Dataset excerpts:
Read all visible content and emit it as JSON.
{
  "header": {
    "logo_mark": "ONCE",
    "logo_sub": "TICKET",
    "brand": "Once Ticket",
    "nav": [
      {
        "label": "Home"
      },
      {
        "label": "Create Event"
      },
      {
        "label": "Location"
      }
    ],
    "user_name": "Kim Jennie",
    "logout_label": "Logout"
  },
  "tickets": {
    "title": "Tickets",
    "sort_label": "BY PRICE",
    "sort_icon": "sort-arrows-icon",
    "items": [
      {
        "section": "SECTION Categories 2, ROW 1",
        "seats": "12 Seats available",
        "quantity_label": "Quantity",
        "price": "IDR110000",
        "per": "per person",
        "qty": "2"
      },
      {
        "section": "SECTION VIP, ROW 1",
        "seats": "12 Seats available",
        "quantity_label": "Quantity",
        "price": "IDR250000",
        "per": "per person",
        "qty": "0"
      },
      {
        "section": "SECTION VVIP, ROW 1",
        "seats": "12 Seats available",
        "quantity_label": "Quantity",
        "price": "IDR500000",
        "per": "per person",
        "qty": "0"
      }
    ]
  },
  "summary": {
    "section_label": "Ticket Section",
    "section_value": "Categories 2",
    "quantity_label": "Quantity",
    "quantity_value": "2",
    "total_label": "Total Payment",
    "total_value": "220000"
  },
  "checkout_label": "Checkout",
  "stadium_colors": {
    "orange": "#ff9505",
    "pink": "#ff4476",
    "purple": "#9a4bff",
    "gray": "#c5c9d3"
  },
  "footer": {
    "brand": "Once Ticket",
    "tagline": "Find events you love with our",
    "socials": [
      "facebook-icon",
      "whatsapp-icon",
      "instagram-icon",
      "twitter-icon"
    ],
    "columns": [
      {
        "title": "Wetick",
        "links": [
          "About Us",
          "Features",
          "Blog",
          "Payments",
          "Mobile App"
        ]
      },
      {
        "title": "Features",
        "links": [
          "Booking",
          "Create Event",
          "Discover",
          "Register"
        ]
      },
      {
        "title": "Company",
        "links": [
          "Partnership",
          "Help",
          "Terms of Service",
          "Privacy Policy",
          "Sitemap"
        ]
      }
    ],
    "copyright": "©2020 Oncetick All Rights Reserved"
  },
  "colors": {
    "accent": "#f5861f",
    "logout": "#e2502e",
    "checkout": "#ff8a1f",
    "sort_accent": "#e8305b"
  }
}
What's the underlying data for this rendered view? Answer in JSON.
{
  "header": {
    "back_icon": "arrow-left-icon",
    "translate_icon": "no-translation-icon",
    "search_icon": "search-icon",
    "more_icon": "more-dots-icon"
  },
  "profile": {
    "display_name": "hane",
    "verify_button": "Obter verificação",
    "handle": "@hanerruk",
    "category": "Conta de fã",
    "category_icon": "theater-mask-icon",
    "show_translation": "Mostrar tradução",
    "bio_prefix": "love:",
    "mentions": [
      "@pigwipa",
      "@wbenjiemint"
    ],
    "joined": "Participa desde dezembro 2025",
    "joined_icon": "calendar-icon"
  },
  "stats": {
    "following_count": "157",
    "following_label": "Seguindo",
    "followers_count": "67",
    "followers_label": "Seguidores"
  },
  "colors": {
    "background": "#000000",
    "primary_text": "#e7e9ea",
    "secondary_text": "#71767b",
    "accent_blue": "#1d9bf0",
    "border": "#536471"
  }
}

Exercise:
In the records above, how many lines include the string "JSON"? Answer with only the number.

Answer:
2